■ REQUIREMENTS ■
Print the lines verbatim, starting at the line that contains "document-content: Čestné prohlášení" and ending at the line that contains "paragraph-line: kosmetických přípravcích, kde".

■ DATA PROVIDED ■

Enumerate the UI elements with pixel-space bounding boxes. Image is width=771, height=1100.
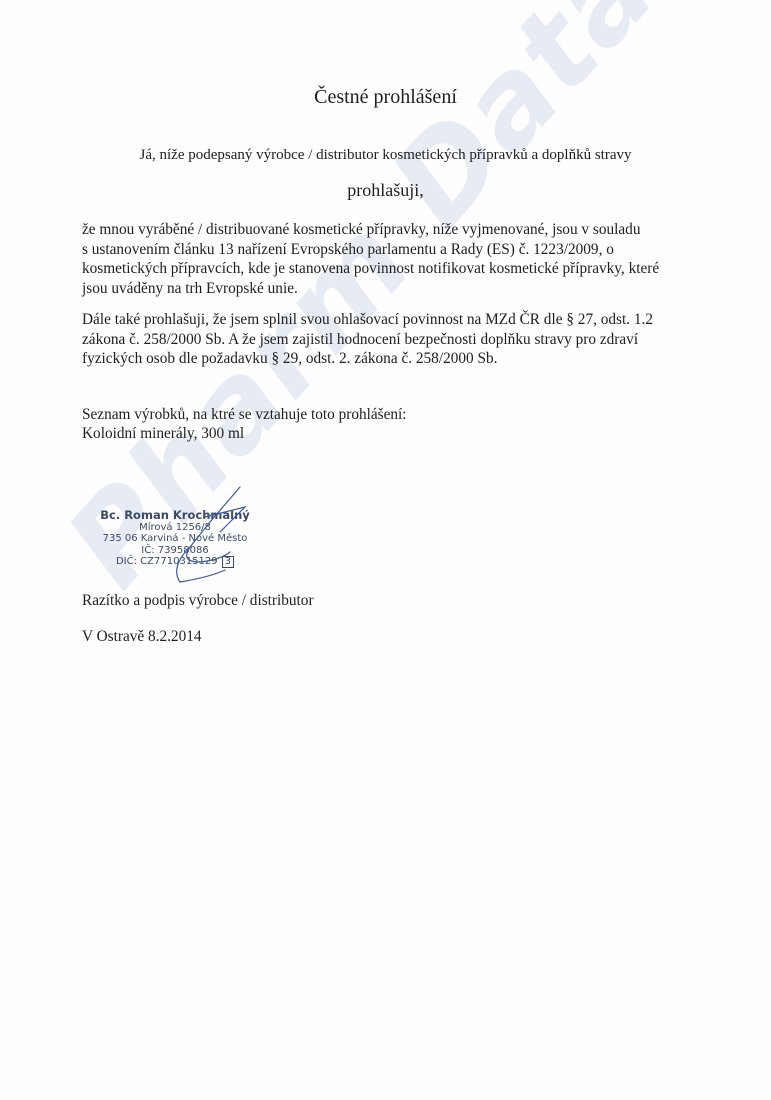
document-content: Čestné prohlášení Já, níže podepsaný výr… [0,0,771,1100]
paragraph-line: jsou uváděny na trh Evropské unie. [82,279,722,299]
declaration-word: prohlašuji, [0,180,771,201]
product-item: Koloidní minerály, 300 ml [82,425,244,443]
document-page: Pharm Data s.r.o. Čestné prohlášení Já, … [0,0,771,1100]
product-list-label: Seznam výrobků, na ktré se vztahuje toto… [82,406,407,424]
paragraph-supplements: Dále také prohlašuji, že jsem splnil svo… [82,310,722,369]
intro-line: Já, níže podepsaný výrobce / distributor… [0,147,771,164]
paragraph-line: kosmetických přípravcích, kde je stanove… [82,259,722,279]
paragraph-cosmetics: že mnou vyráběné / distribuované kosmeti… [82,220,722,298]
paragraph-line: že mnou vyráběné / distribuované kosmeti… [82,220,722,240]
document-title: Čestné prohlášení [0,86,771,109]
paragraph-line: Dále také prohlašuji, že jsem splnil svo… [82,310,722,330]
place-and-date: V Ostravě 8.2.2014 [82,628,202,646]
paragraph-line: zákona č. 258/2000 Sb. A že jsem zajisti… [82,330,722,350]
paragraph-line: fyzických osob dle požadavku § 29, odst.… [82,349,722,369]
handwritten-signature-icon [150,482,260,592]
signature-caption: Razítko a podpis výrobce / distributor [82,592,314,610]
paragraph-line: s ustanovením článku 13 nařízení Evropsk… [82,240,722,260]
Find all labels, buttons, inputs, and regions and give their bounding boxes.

■ EXPECTED ANSWER ■
document-content: Čestné prohlášení Já, níže podepsaný výr… [0,0,771,1100]
paragraph-line: jsou uváděny na trh Evropské unie. [82,279,722,299]
declaration-word: prohlašuji, [0,180,771,201]
product-item: Koloidní minerály, 300 ml [82,425,244,443]
document-page: Pharm Data s.r.o. Čestné prohlášení Já, … [0,0,771,1100]
product-list-label: Seznam výrobků, na ktré se vztahuje toto… [82,406,407,424]
paragraph-supplements: Dále také prohlašuji, že jsem splnil svo… [82,310,722,369]
intro-line: Já, níže podepsaný výrobce / distributor… [0,147,771,164]
paragraph-line: kosmetických přípravcích, kde je stanove… [82,259,722,279]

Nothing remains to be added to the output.